Dataset entries:
· · · ·
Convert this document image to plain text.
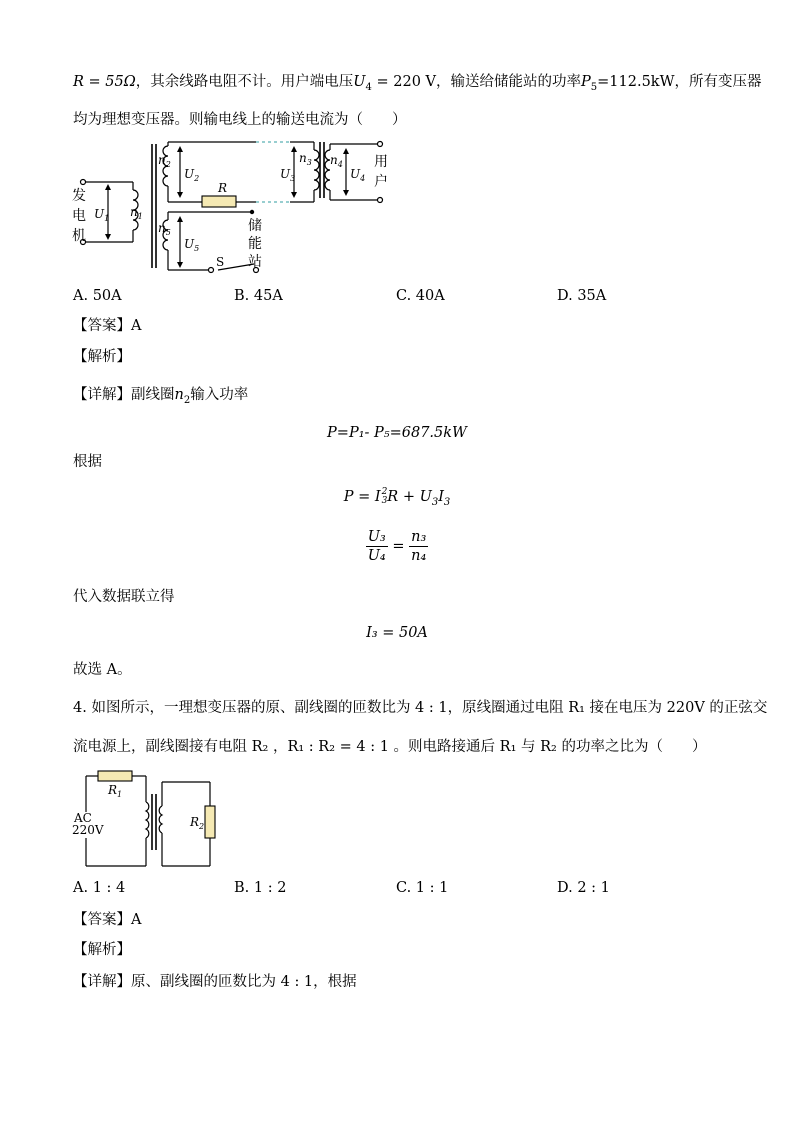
R = 55Ω，其余线路电阻不计。用户端电压$U_4 = 220$ V，输送给储能站的功率$P_5=112.5kW$，所有变压器
均为理想变压器。则输电线上的输送电流为（　　）
发
电
机
用
户
储
能
站
R
S
$n_1$
$n_2$	$n_3$ $n_4$
$n_5$
$U_1$
$U_2$	$U_3$	$U_4$
$U_5$
A. 50A	B. 45A	C. 40A	D. 35A
【答案】A
【解析】
【详解】副线圈$n_2$输入功率
P=P₁- P₅=687.5kW
根据
P = I 2
3 $R + U_3I_3$
$\frac{\text{U₃}}{\text{U₄}} = \frac{\text{n₃}}{\text{n₄}}$
代入数据联立得
I₃ = 50A
故选 A。
4. 如图所示，一理想变压器的原、副线圈的匝数比为 4 : 1，原线圈通过电阻 R₁ 接在电压为 220V 的正弦交
流电源上，副线圈接有电阻 R₂ ，R₁ : R₂ = 4 : 1 。则电路接通后 R₁ 与 R₂ 的功率之比为（　　）
$R_1$
$R_2$
AC
220V
A. 1 : 4	B. 1 : 2	C. 1 : 1	D. 2 : 1
【答案】A
【解析】
【详解】原、副线圈的匝数比为 4 : 1，根据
· · · ·
**Written instruction:** Scan the records for the string "text". Copy each line in which it appears.

**Expected answer:**
Convert this document image to plain text.
$\frac{\text{U₃}}{\text{U₄}} = \frac{\text{n₃}}{\text{n₄}}$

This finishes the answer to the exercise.